▸ OBJECTIVE: What is needed here is an exact copy of every entry.

(Dataset items)
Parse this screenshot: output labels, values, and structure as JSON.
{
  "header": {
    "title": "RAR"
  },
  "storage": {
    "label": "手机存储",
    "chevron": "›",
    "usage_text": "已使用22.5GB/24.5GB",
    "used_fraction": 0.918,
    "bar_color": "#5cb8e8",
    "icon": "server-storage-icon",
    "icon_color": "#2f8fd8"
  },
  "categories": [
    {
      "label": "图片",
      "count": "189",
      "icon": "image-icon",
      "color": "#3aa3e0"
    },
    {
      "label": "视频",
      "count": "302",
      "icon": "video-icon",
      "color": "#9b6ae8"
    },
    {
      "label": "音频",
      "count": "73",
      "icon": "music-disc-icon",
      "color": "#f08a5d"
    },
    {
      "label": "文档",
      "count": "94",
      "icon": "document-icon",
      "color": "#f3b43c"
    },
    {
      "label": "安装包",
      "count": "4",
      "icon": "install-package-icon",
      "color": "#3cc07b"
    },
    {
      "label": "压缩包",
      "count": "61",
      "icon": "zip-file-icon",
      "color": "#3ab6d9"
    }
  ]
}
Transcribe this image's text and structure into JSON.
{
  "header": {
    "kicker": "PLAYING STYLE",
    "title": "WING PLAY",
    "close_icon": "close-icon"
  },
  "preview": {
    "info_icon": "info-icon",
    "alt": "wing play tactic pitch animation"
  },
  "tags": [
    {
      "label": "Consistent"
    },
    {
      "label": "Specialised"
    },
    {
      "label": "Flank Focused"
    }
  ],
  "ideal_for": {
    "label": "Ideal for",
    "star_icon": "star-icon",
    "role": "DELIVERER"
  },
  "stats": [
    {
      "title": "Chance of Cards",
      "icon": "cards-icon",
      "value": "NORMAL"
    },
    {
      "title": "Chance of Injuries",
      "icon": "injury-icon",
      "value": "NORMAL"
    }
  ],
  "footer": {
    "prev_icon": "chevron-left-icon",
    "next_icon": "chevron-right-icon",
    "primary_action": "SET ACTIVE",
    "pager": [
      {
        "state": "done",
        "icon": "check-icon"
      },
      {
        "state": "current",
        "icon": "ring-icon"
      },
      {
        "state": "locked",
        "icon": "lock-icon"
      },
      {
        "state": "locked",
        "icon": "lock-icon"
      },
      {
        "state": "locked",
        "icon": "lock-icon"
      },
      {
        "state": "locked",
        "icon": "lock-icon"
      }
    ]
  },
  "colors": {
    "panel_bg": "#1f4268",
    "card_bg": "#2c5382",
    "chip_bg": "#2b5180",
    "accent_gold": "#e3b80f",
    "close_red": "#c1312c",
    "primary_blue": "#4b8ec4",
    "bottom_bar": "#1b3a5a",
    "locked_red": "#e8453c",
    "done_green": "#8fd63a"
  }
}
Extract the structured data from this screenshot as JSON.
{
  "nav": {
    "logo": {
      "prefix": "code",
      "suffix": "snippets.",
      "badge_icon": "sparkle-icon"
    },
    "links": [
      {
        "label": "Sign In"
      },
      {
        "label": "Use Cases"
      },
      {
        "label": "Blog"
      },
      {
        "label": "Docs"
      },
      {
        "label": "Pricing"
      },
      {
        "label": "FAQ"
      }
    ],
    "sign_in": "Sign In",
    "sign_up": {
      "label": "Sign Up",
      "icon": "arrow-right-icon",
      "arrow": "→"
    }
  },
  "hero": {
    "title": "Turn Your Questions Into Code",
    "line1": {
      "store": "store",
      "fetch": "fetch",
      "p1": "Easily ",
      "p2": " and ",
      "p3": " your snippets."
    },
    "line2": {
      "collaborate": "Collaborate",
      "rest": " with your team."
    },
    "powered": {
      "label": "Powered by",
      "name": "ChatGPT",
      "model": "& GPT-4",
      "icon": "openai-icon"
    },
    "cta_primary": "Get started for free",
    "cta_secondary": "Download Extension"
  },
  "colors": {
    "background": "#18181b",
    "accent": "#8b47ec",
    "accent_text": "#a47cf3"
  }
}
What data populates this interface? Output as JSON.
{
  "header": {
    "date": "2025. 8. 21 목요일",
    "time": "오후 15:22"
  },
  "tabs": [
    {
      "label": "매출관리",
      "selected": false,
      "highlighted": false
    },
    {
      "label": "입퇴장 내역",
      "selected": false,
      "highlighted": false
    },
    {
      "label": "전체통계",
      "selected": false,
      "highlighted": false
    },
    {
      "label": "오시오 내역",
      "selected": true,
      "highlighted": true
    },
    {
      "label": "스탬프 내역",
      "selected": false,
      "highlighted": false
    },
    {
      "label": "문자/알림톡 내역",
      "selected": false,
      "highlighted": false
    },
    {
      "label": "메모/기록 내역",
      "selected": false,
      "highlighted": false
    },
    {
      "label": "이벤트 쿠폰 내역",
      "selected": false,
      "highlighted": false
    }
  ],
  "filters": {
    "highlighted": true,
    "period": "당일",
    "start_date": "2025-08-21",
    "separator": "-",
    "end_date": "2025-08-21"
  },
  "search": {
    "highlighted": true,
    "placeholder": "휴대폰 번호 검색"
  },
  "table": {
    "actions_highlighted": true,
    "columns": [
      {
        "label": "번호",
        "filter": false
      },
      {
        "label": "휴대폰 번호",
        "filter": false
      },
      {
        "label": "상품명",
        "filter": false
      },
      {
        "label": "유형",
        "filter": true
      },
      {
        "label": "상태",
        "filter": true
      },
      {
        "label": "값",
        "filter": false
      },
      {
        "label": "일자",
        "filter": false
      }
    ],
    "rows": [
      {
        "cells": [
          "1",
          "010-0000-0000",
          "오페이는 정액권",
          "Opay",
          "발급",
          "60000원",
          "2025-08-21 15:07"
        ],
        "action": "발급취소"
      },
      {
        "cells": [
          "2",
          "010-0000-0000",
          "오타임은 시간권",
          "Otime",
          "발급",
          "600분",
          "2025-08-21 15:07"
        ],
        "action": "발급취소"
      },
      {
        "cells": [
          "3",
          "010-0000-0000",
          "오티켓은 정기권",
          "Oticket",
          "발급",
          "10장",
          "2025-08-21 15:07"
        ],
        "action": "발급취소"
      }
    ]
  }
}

▸ RESPONSE TO THE EXERCISE:
Parse this screenshot: output labels, values, and structure as JSON.
{
  "header": {
    "title": "RAR"
  },
  "storage": {
    "label": "手机存储",
    "chevron": "›",
    "usage_text": "已使用22.5GB/24.5GB",
    "used_fraction": 0.918,
    "bar_color": "#5cb8e8",
    "icon": "server-storage-icon",
    "icon_color": "#2f8fd8"
  },
  "categories": [
    {
      "label": "图片",
      "count": "189",
      "icon": "image-icon",
      "color": "#3aa3e0"
    },
    {
      "label": "视频",
      "count": "302",
      "icon": "video-icon",
      "color": "#9b6ae8"
    },
    {
      "label": "音频",
      "count": "73",
      "icon": "music-disc-icon",
      "color": "#f08a5d"
    },
    {
      "label": "文档",
      "count": "94",
      "icon": "document-icon",
      "color": "#f3b43c"
    },
    {
      "label": "安装包",
      "count": "4",
      "icon": "install-package-icon",
      "color": "#3cc07b"
    },
    {
      "label": "压缩包",
      "count": "61",
      "icon": "zip-file-icon",
      "color": "#3ab6d9"
    }
  ]
}
Transcribe this image's text and structure into JSON.
{
  "header": {
    "kicker": "PLAYING STYLE",
    "title": "WING PLAY",
    "close_icon": "close-icon"
  },
  "preview": {
    "info_icon": "info-icon",
    "alt": "wing play tactic pitch animation"
  },
  "tags": [
    {
      "label": "Consistent"
    },
    {
      "label": "Specialised"
    },
    {
      "label": "Flank Focused"
    }
  ],
  "ideal_for": {
    "label": "Ideal for",
    "star_icon": "star-icon",
    "role": "DELIVERER"
  },
  "stats": [
    {
      "title": "Chance of Cards",
      "icon": "cards-icon",
      "value": "NORMAL"
    },
    {
      "title": "Chance of Injuries",
      "icon": "injury-icon",
      "value": "NORMAL"
    }
  ],
  "footer": {
    "prev_icon": "chevron-left-icon",
    "next_icon": "chevron-right-icon",
    "primary_action": "SET ACTIVE",
    "pager": [
      {
        "state": "done",
        "icon": "check-icon"
      },
      {
        "state": "current",
        "icon": "ring-icon"
      },
      {
        "state": "locked",
        "icon": "lock-icon"
      },
      {
        "state": "locked",
        "icon": "lock-icon"
      },
      {
        "state": "locked",
        "icon": "lock-icon"
      },
      {
        "state": "locked",
        "icon": "lock-icon"
      }
    ]
  },
  "colors": {
    "panel_bg": "#1f4268",
    "card_bg": "#2c5382",
    "chip_bg": "#2b5180",
    "accent_gold": "#e3b80f",
    "close_red": "#c1312c",
    "primary_blue": "#4b8ec4",
    "bottom_bar": "#1b3a5a",
    "locked_red": "#e8453c",
    "done_green": "#8fd63a"
  }
}
Extract the structured data from this screenshot as JSON.
{
  "nav": {
    "logo": {
      "prefix": "code",
      "suffix": "snippets.",
      "badge_icon": "sparkle-icon"
    },
    "links": [
      {
        "label": "Sign In"
      },
      {
        "label": "Use Cases"
      },
      {
        "label": "Blog"
      },
      {
        "label": "Docs"
      },
      {
        "label": "Pricing"
      },
      {
        "label": "FAQ"
      }
    ],
    "sign_in": "Sign In",
    "sign_up": {
      "label": "Sign Up",
      "icon": "arrow-right-icon",
      "arrow": "→"
    }
  },
  "hero": {
    "title": "Turn Your Questions Into Code",
    "line1": {
      "store": "store",
      "fetch": "fetch",
      "p1": "Easily ",
      "p2": " and ",
      "p3": " your snippets."
    },
    "line2": {
      "collaborate": "Collaborate",
      "rest": " with your team."
    },
    "powered": {
      "label": "Powered by",
      "name": "ChatGPT",
      "model": "& GPT-4",
      "icon": "openai-icon"
    },
    "cta_primary": "Get started for free",
    "cta_secondary": "Download Extension"
  },
  "colors": {
    "background": "#18181b",
    "accent": "#8b47ec",
    "accent_text": "#a47cf3"
  }
}
What data populates this interface? Output as JSON.
{
  "header": {
    "date": "2025. 8. 21 목요일",
    "time": "오후 15:22"
  },
  "tabs": [
    {
      "label": "매출관리",
      "selected": false,
      "highlighted": false
    },
    {
      "label": "입퇴장 내역",
      "selected": false,
      "highlighted": false
    },
    {
      "label": "전체통계",
      "selected": false,
      "highlighted": false
    },
    {
      "label": "오시오 내역",
      "selected": true,
      "highlighted": true
    },
    {
      "label": "스탬프 내역",
      "selected": false,
      "highlighted": false
    },
    {
      "label": "문자/알림톡 내역",
      "selected": false,
      "highlighted": false
    },
    {
      "label": "메모/기록 내역",
      "selected": false,
      "highlighted": false
    },
    {
      "label": "이벤트 쿠폰 내역",
      "selected": false,
      "highlighted": false
    }
  ],
  "filters": {
    "highlighted": true,
    "period": "당일",
    "start_date": "2025-08-21",
    "separator": "-",
    "end_date": "2025-08-21"
  },
  "search": {
    "highlighted": true,
    "placeholder": "휴대폰 번호 검색"
  },
  "table": {
    "actions_highlighted": true,
    "columns": [
      {
        "label": "번호",
        "filter": false
      },
      {
        "label": "휴대폰 번호",
        "filter": false
      },
      {
        "label": "상품명",
        "filter": false
      },
      {
        "label": "유형",
        "filter": true
      },
      {
        "label": "상태",
        "filter": true
      },
      {
        "label": "값",
        "filter": false
      },
      {
        "label": "일자",
        "filter": false
      }
    ],
    "rows": [
      {
        "cells": [
          "1",
          "010-0000-0000",
          "오페이는 정액권",
          "Opay",
          "발급",
          "60000원",
          "2025-08-21 15:07"
        ],
        "action": "발급취소"
      },
      {
        "cells": [
          "2",
          "010-0000-0000",
          "오타임은 시간권",
          "Otime",
          "발급",
          "600분",
          "2025-08-21 15:07"
        ],
        "action": "발급취소"
      },
      {
        "cells": [
          "3",
          "010-0000-0000",
          "오티켓은 정기권",
          "Oticket",
          "발급",
          "10장",
          "2025-08-21 15:07"
        ],
        "action": "발급취소"
      }
    ]
  }
}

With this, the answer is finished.